### TO BE DONE
Word for word, copy all the data and drop the pictures.

### GIVEN DATA
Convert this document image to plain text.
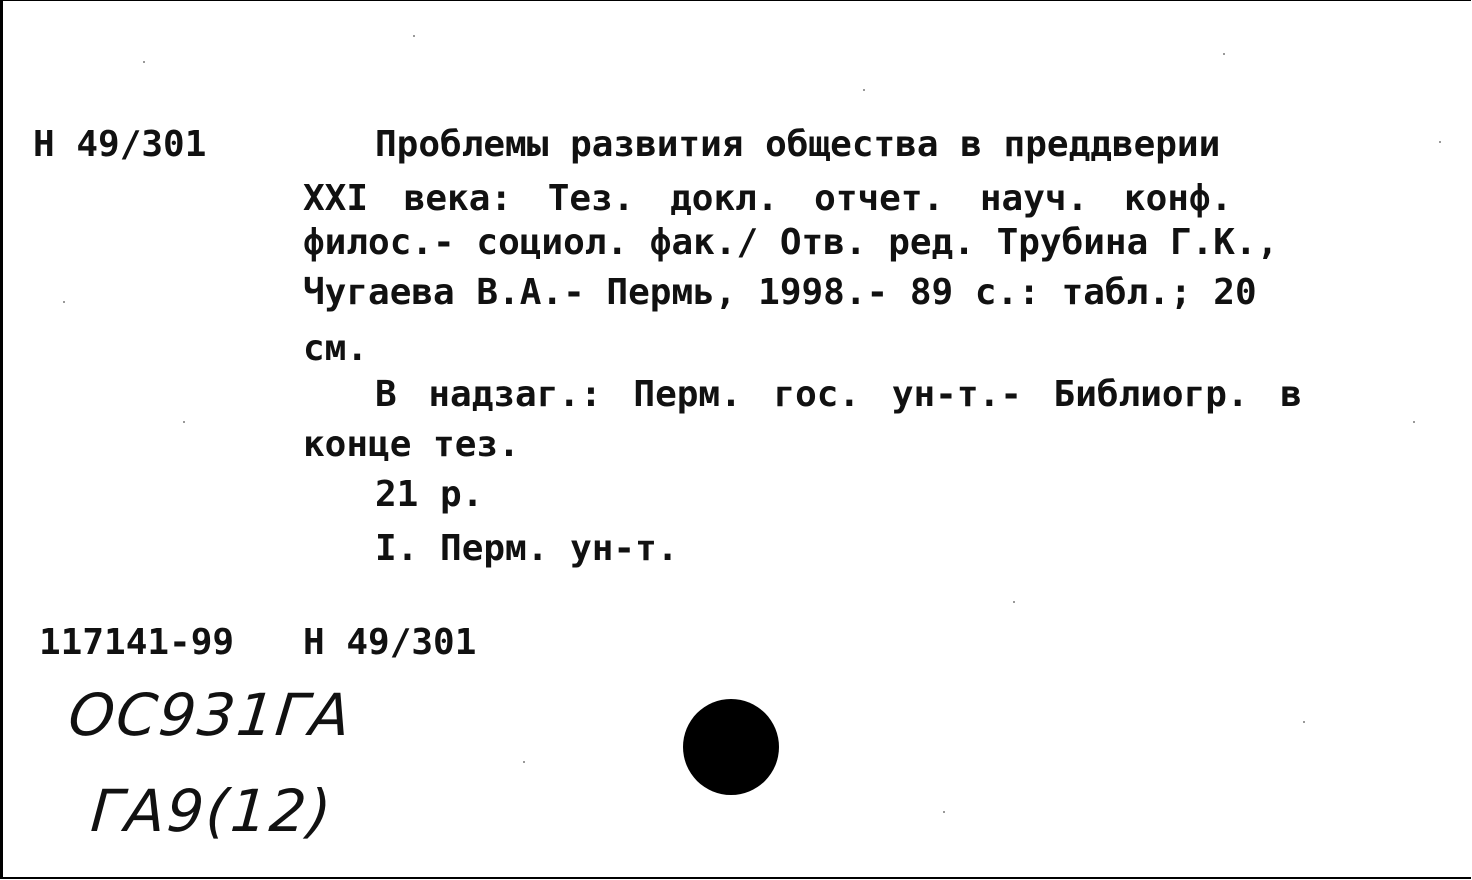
Н 49/301	Проблемы развития общества в преддверии
XXI века: Тез. докл. отчет. науч. конф.
филос.- социол. фак./ Отв. ред. Трубина Г.К.,
Чугаева В.А.- Пермь, 1998.- 89 с.: табл.; 20
см.
В надзаг.: Перм. гос. ун-т.- Библиогр. в
конце тез.
21 р.
I. Перм. ун-т.
117141-99 Н 49/301
ОС931ГА
ГА9(12)
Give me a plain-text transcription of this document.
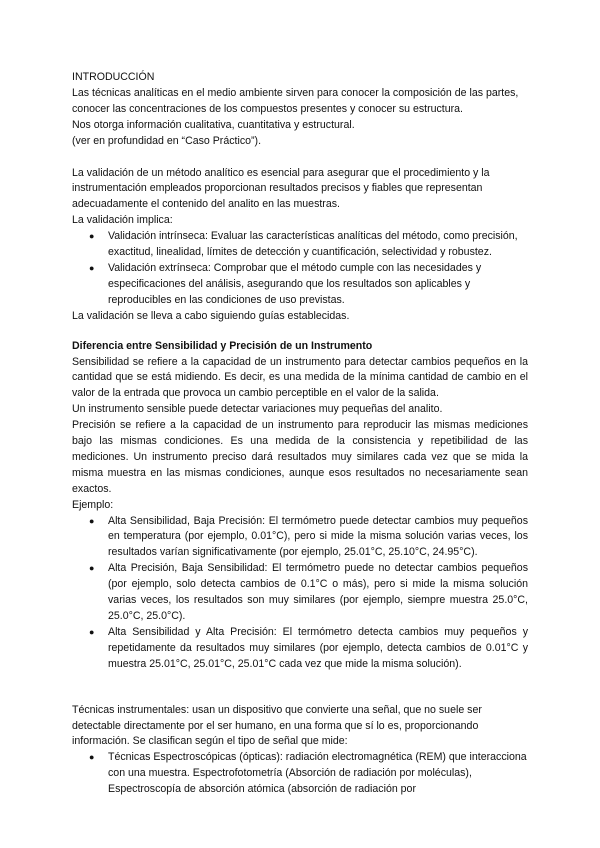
INTRODUCCIÓN

Las técnicas analíticas en el medio ambiente sirven para conocer la composición de las partes, conocer las concentraciones de los compuestos presentes y conocer su estructura.

Nos otorga información cualitativa, cuantitativa y estructural.

(ver en profundidad en “Caso Práctico”).

La validación de un método analítico es esencial para asegurar que el procedimiento y la instrumentación empleados proporcionan resultados precisos y fiables que representan adecuadamente el contenido del analito en las muestras.

La validación implica:

● Validación intrínseca: Evaluar las características analíticas del método, como precisión, exactitud, linealidad, límites de detección y cuantificación, selectividad y robustez.
● Validación extrínseca: Comprobar que el método cumple con las necesidades y especificaciones del análisis, asegurando que los resultados son aplicables y reproducibles en las condiciones de uso previstas.

La validación se lleva a cabo siguiendo guías establecidas.

Diferencia entre Sensibilidad y Precisión de un Instrumento

Sensibilidad se refiere a la capacidad de un instrumento para detectar cambios pequeños en la cantidad que se está midiendo. Es decir, es una medida de la mínima cantidad de cambio en el valor de la entrada que provoca un cambio perceptible en el valor de la salida.

Un instrumento sensible puede detectar variaciones muy pequeñas del analito.

Precisión se refiere a la capacidad de un instrumento para reproducir las mismas mediciones bajo las mismas condiciones. Es una medida de la consistencia y repetibilidad de las mediciones. Un instrumento preciso dará resultados muy similares cada vez que se mida la misma muestra en las mismas condiciones, aunque esos resultados no necesariamente sean exactos.

Ejemplo:

● Alta Sensibilidad, Baja Precisión: El termómetro puede detectar cambios muy pequeños en temperatura (por ejemplo, 0.01°C), pero si mide la misma solución varias veces, los resultados varían significativamente (por ejemplo, 25.01°C, 25.10°C, 24.95°C).
● Alta Precisión, Baja Sensibilidad: El termómetro puede no detectar cambios pequeños (por ejemplo, solo detecta cambios de 0.1°C o más), pero si mide la misma solución varias veces, los resultados son muy similares (por ejemplo, siempre muestra 25.0°C, 25.0°C, 25.0°C).
● Alta Sensibilidad y Alta Precisión: El termómetro detecta cambios muy pequeños y repetidamente da resultados muy similares (por ejemplo, detecta cambios de 0.01°C y muestra 25.01°C, 25.01°C, 25.01°C cada vez que mide la misma solución).

Técnicas instrumentales: usan un dispositivo que convierte una señal, que no suele ser detectable directamente por el ser humano, en una forma que sí lo es, proporcionando información. Se clasifican según el tipo de señal que mide:

● Técnicas Espectroscópicas (ópticas): radiación electromagnética (REM) que interacciona con una muestra. Espectrofotometría (Absorción de radiación por moléculas), Espectroscopía de absorción atómica (absorción de radiación por
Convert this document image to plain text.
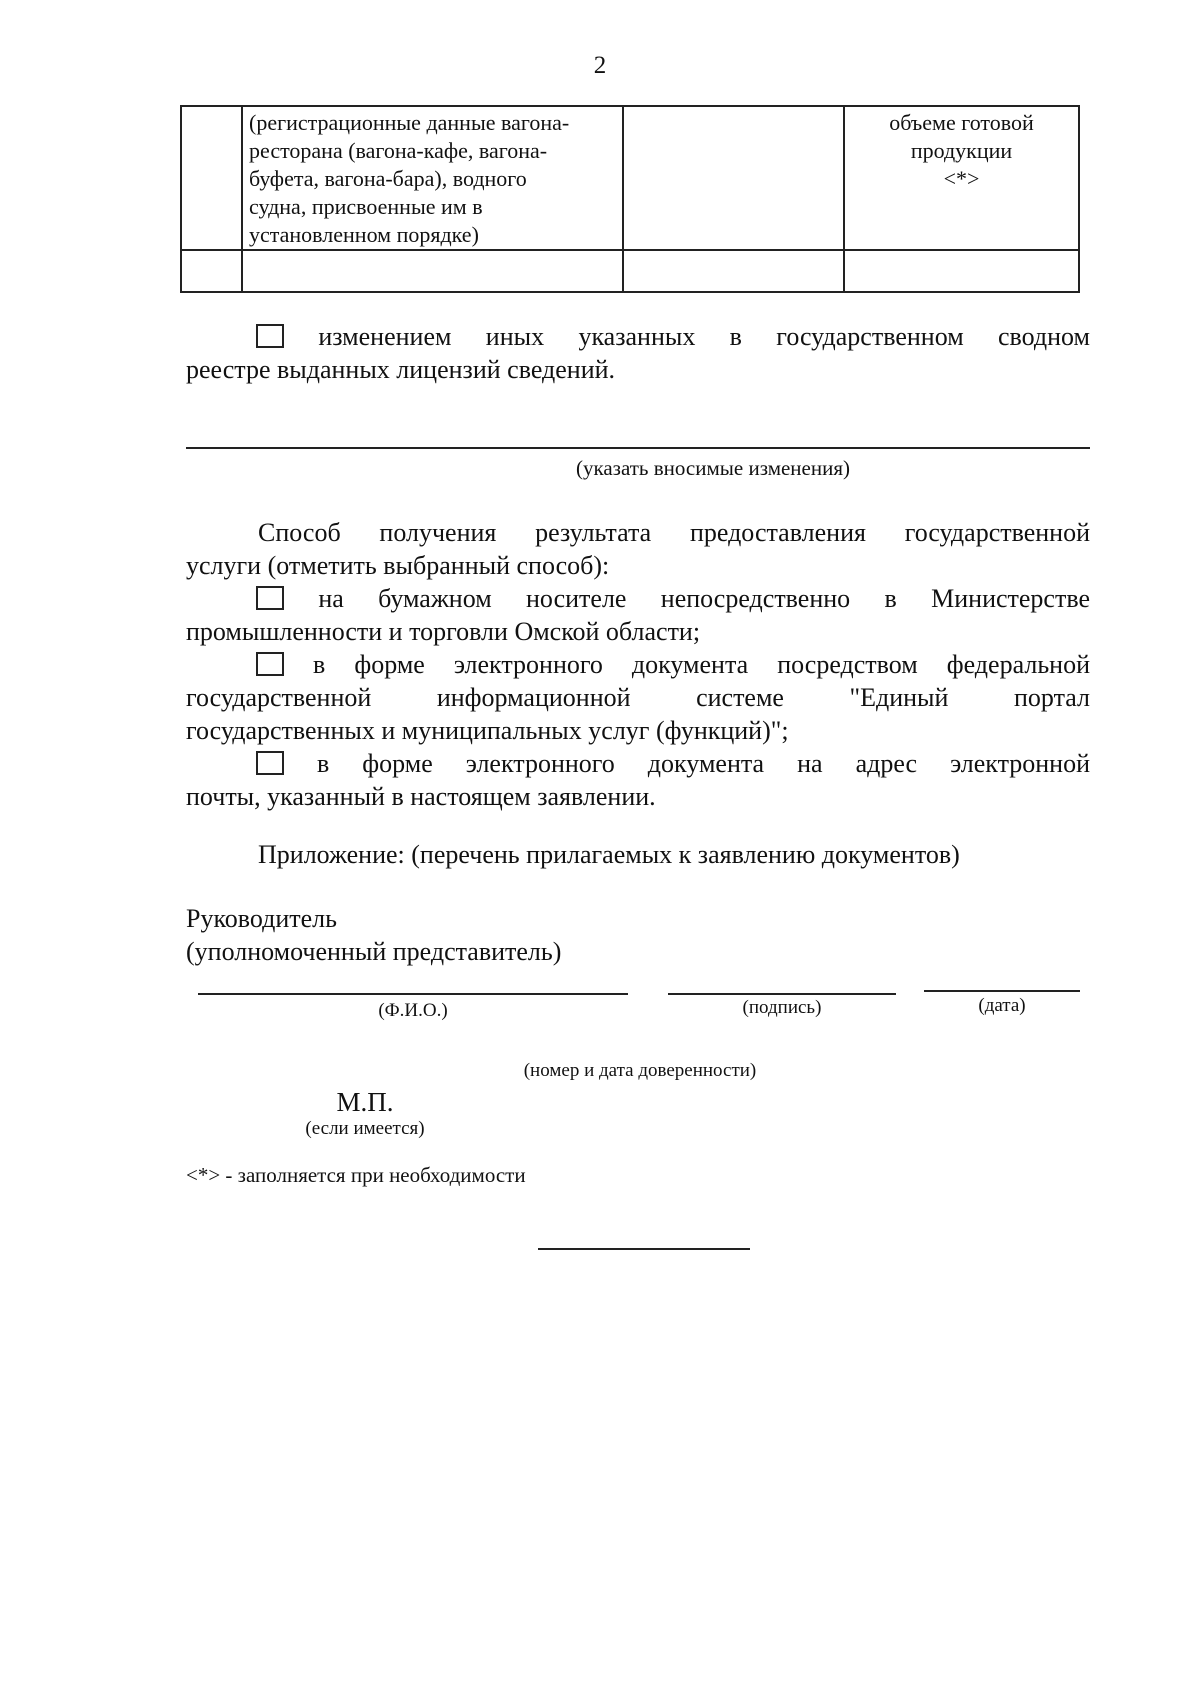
2

	(регистрационные данные вагона-
ресторана (вагона-кафе, вагона-
буфета, вагона-бара), водного
судна, присвоенные им в
установленном порядке)		объеме готовой
продукции
<*>

изменением иных указанных в государственном сводном
реестре выданных лицензий сведений.
(указать вносимые изменения)
Способ получения результата предоставления государственной
услуги (отметить выбранный способ):
на бумажном носителе непосредственно в Министерстве
промышленности и торговли Омской области;
в форме электронного документа посредством федеральной
государственной информационной системе "Единый портал
государственных и муниципальных услуг (функций)";
в форме электронного документа на адрес электронной
почты, указанный в настоящем заявлении.
Приложение: (перечень прилагаемых к заявлению документов)
Руководитель
(уполномоченный представитель)
(Ф.И.О.)	(подпись)	(дата)
(номер и дата доверенности)
М.П.
(если имеется)
<*> - заполняется при необходимости
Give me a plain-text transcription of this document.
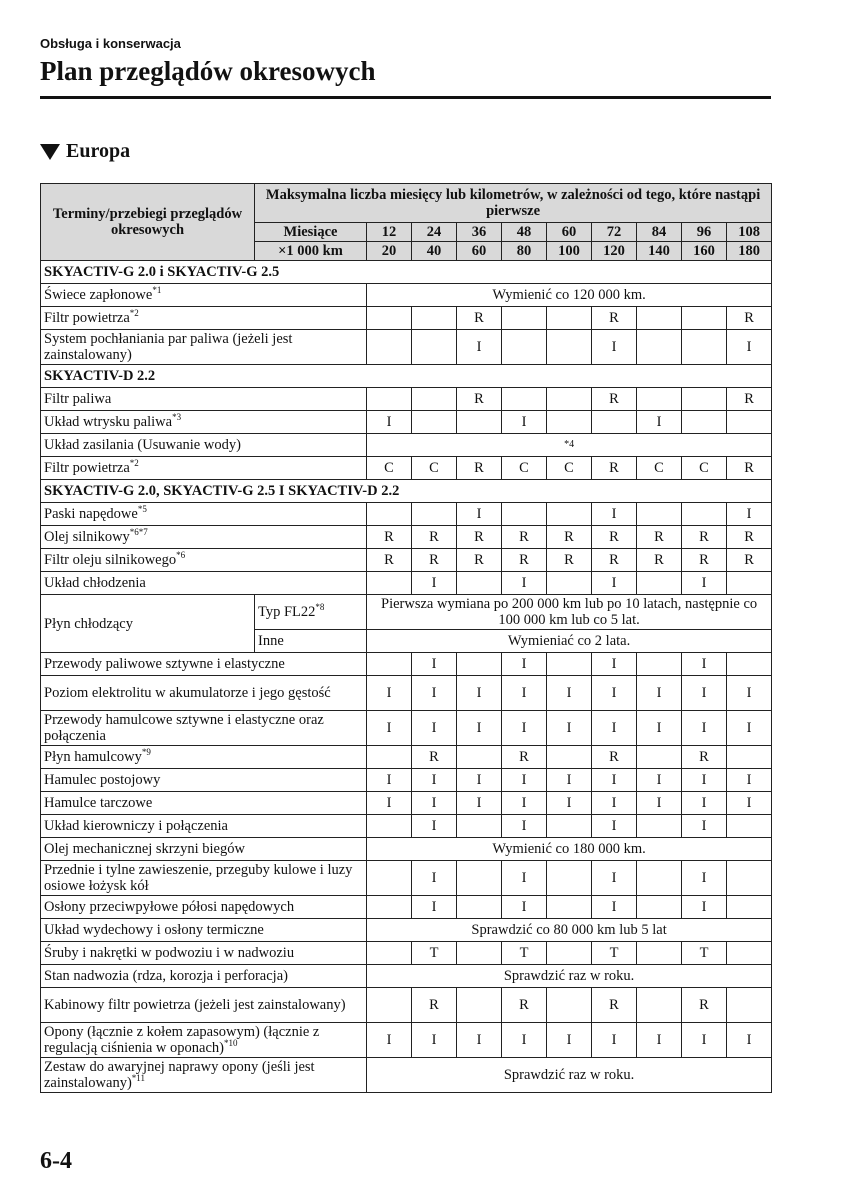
Obsługa i konserwacja
Plan przeglądów okresowych
Europa
Terminy/przebiegi przeglądów okresowych	Maksymalna liczba miesięcy lub kilometrów, w zależności od tego, które nastąpi pierwsze									
	Miesiące	12	24	36	48	60	72	84	96	108
	×1 000 km	20	40	60	80	100	120	140	160	180
SKYACTIV-G 2.0 i SKYACTIV-G 2.5										
Świece zapłonowe$^{*1}$		Wymienić co 120 000 km.								
Filtr powietrza$^{*2}$				R			R			R
System pochłaniania par paliwa (jeżeli jest zainstalowany)				I			I			I
SKYACTIV-D 2.2										
Filtr paliwa				R			R			R
Układ wtrysku paliwa$^{*3}$		I			I			I		
Układ zasilania (Usuwanie wody)		*4								
Filtr powietrza$^{*2}$		C	C	R	C	C	R	C	C	R
SKYACTIV-G 2.0, SKYACTIV-G 2.5 I SKYACTIV-D 2.2										
Paski napędowe$^{*5}$				I			I			I
Olej silnikowy$^{*6*7}$		R	R	R	R	R	R	R	R	R
Filtr oleju silnikowego$^{*6}$		R	R	R	R	R	R	R	R	R
Układ chłodzenia			I		I		I		I	
Płyn chłodzący	Typ FL22$^{*8}$	Pierwsza wymiana po 200 000 km lub po 10 latach, następnie co 100 000 km lub co 5 lat.								
	Inne	Wymieniać co 2 lata.								
Przewody paliwowe sztywne i elastyczne			I		I		I		I	
Poziom elektrolitu w akumulatorze i jego gęstość		I	I	I	I	I	I	I	I	I
Przewody hamulcowe sztywne i elastyczne oraz połączenia		I	I	I	I	I	I	I	I	I
Płyn hamulcowy$^{*9}$			R		R		R		R	
Hamulec postojowy		I	I	I	I	I	I	I	I	I
Hamulce tarczowe		I	I	I	I	I	I	I	I	I
Układ kierowniczy i połączenia			I		I		I		I	
Olej mechanicznej skrzyni biegów		Wymienić co 180 000 km.								
Przednie i tylne zawieszenie, przeguby kulowe i luzy osiowe łożysk kół			I		I		I		I	
Osłony przeciwpyłowe półosi napędowych			I		I		I		I	
Układ wydechowy i osłony termiczne		Sprawdzić co 80 000 km lub 5 lat								
Śruby i nakrętki w podwoziu i w nadwoziu			T		T		T		T	
Stan nadwozia (rdza, korozja i perforacja)		Sprawdzić raz w roku.								
Kabinowy filtr powietrza (jeżeli jest zainstalowany)			R		R		R		R	
Opony (łącznie z kołem zapasowym) (łącznie z regulacją ciśnienia w oponach)$^{*10}$		I	I	I	I	I	I	I	I	I
Zestaw do awaryjnej naprawy opony (jeśli jest zainstalowany)$^{*11}$		Sprawdzić raz w roku.								
6-4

### TASK RESULT
Convert this document image to plain text.
Н 49/301	Проблемы развития общества в преддверии
XXI века: Тез. докл. отчет. науч. конф.
филос.- социол. фак./ Отв. ред. Трубина Г.К.,
Чугаева В.А.- Пермь, 1998.- 89 с.: табл.; 20
см.
В надзаг.: Перм. гос. ун-т.- Библиогр. в
конце тез.
21 р.
I. Перм. ун-т.
117141-99 Н 49/301
ОС931ГА
ГА9(12)
Give me a plain-text transcription of this document.
INTRODUCCIÓN

Las técnicas analíticas en el medio ambiente sirven para conocer la composición de las partes, conocer las concentraciones de los compuestos presentes y conocer su estructura.

Nos otorga información cualitativa, cuantitativa y estructural.

(ver en profundidad en “Caso Práctico”).

La validación de un método analítico es esencial para asegurar que el procedimiento y la instrumentación empleados proporcionan resultados precisos y fiables que representan adecuadamente el contenido del analito en las muestras.

La validación implica:

● Validación intrínseca: Evaluar las características analíticas del método, como precisión, exactitud, linealidad, límites de detección y cuantificación, selectividad y robustez.
● Validación extrínseca: Comprobar que el método cumple con las necesidades y especificaciones del análisis, asegurando que los resultados son aplicables y reproducibles en las condiciones de uso previstas.

La validación se lleva a cabo siguiendo guías establecidas.

Diferencia entre Sensibilidad y Precisión de un Instrumento

Sensibilidad se refiere a la capacidad de un instrumento para detectar cambios pequeños en la cantidad que se está midiendo. Es decir, es una medida de la mínima cantidad de cambio en el valor de la entrada que provoca un cambio perceptible en el valor de la salida.

Un instrumento sensible puede detectar variaciones muy pequeñas del analito.

Precisión se refiere a la capacidad de un instrumento para reproducir las mismas mediciones bajo las mismas condiciones. Es una medida de la consistencia y repetibilidad de las mediciones. Un instrumento preciso dará resultados muy similares cada vez que se mida la misma muestra en las mismas condiciones, aunque esos resultados no necesariamente sean exactos.

Ejemplo:

● Alta Sensibilidad, Baja Precisión: El termómetro puede detectar cambios muy pequeños en temperatura (por ejemplo, 0.01°C), pero si mide la misma solución varias veces, los resultados varían significativamente (por ejemplo, 25.01°C, 25.10°C, 24.95°C).
● Alta Precisión, Baja Sensibilidad: El termómetro puede no detectar cambios pequeños (por ejemplo, solo detecta cambios de 0.1°C o más), pero si mide la misma solución varias veces, los resultados son muy similares (por ejemplo, siempre muestra 25.0°C, 25.0°C, 25.0°C).
● Alta Sensibilidad y Alta Precisión: El termómetro detecta cambios muy pequeños y repetidamente da resultados muy similares (por ejemplo, detecta cambios de 0.01°C y muestra 25.01°C, 25.01°C, 25.01°C cada vez que mide la misma solución).

Técnicas instrumentales: usan un dispositivo que convierte una señal, que no suele ser detectable directamente por el ser humano, en una forma que sí lo es, proporcionando información. Se clasifican según el tipo de señal que mide:

● Técnicas Espectroscópicas (ópticas): radiación electromagnética (REM) que interacciona con una muestra. Espectrofotometría (Absorción de radiación por moléculas), Espectroscopía de absorción atómica (absorción de radiación por
Convert this document image to plain text.
2

	(регистрационные данные вагона-
ресторана (вагона-кафе, вагона-
буфета, вагона-бара), водного
судна, присвоенные им в
установленном порядке)		объеме готовой
продукции
<*>

изменением иных указанных в государственном сводном
реестре выданных лицензий сведений.
(указать вносимые изменения)
Способ получения результата предоставления государственной
услуги (отметить выбранный способ):
на бумажном носителе непосредственно в Министерстве
промышленности и торговли Омской области;
в форме электронного документа посредством федеральной
государственной информационной системе "Единый портал
государственных и муниципальных услуг (функций)";
в форме электронного документа на адрес электронной
почты, указанный в настоящем заявлении.
Приложение: (перечень прилагаемых к заявлению документов)
Руководитель
(уполномоченный представитель)
(Ф.И.О.)	(подпись)	(дата)
(номер и дата доверенности)
М.П.
(если имеется)
<*> - заполняется при необходимости
Give me a plain-text transcription of this document.
Obsługa i konserwacja
Plan przeglądów okresowych
Europa
Terminy/przebiegi przeglądów okresowych	Maksymalna liczba miesięcy lub kilometrów, w zależności od tego, które nastąpi pierwsze									
	Miesiące	12	24	36	48	60	72	84	96	108
	×1 000 km	20	40	60	80	100	120	140	160	180
SKYACTIV-G 2.0 i SKYACTIV-G 2.5										
Świece zapłonowe$^{*1}$		Wymienić co 120 000 km.								
Filtr powietrza$^{*2}$				R			R			R
System pochłaniania par paliwa (jeżeli jest zainstalowany)				I			I			I
SKYACTIV-D 2.2										
Filtr paliwa				R			R			R
Układ wtrysku paliwa$^{*3}$		I			I			I		
Układ zasilania (Usuwanie wody)		*4								
Filtr powietrza$^{*2}$		C	C	R	C	C	R	C	C	R
SKYACTIV-G 2.0, SKYACTIV-G 2.5 I SKYACTIV-D 2.2										
Paski napędowe$^{*5}$				I			I			I
Olej silnikowy$^{*6*7}$		R	R	R	R	R	R	R	R	R
Filtr oleju silnikowego$^{*6}$		R	R	R	R	R	R	R	R	R
Układ chłodzenia			I		I		I		I	
Płyn chłodzący	Typ FL22$^{*8}$	Pierwsza wymiana po 200 000 km lub po 10 latach, następnie co 100 000 km lub co 5 lat.								
	Inne	Wymieniać co 2 lata.								
Przewody paliwowe sztywne i elastyczne			I		I		I		I	
Poziom elektrolitu w akumulatorze i jego gęstość		I	I	I	I	I	I	I	I	I
Przewody hamulcowe sztywne i elastyczne oraz połączenia		I	I	I	I	I	I	I	I	I
Płyn hamulcowy$^{*9}$			R		R		R		R	
Hamulec postojowy		I	I	I	I	I	I	I	I	I
Hamulce tarczowe		I	I	I	I	I	I	I	I	I
Układ kierowniczy i połączenia			I		I		I		I	
Olej mechanicznej skrzyni biegów		Wymienić co 180 000 km.								
Przednie i tylne zawieszenie, przeguby kulowe i luzy osiowe łożysk kół			I		I		I		I	
Osłony przeciwpyłowe półosi napędowych			I		I		I		I	
Układ wydechowy i osłony termiczne		Sprawdzić co 80 000 km lub 5 lat								
Śruby i nakrętki w podwoziu i w nadwoziu			T		T		T		T	
Stan nadwozia (rdza, korozja i perforacja)		Sprawdzić raz w roku.								
Kabinowy filtr powietrza (jeżeli jest zainstalowany)			R		R		R		R	
Opony (łącznie z kołem zapasowym) (łącznie z regulacją ciśnienia w oponach)$^{*10}$		I	I	I	I	I	I	I	I	I
Zestaw do awaryjnej naprawy opony (jeśli jest zainstalowany)$^{*11}$		Sprawdzić raz w roku.								
6-4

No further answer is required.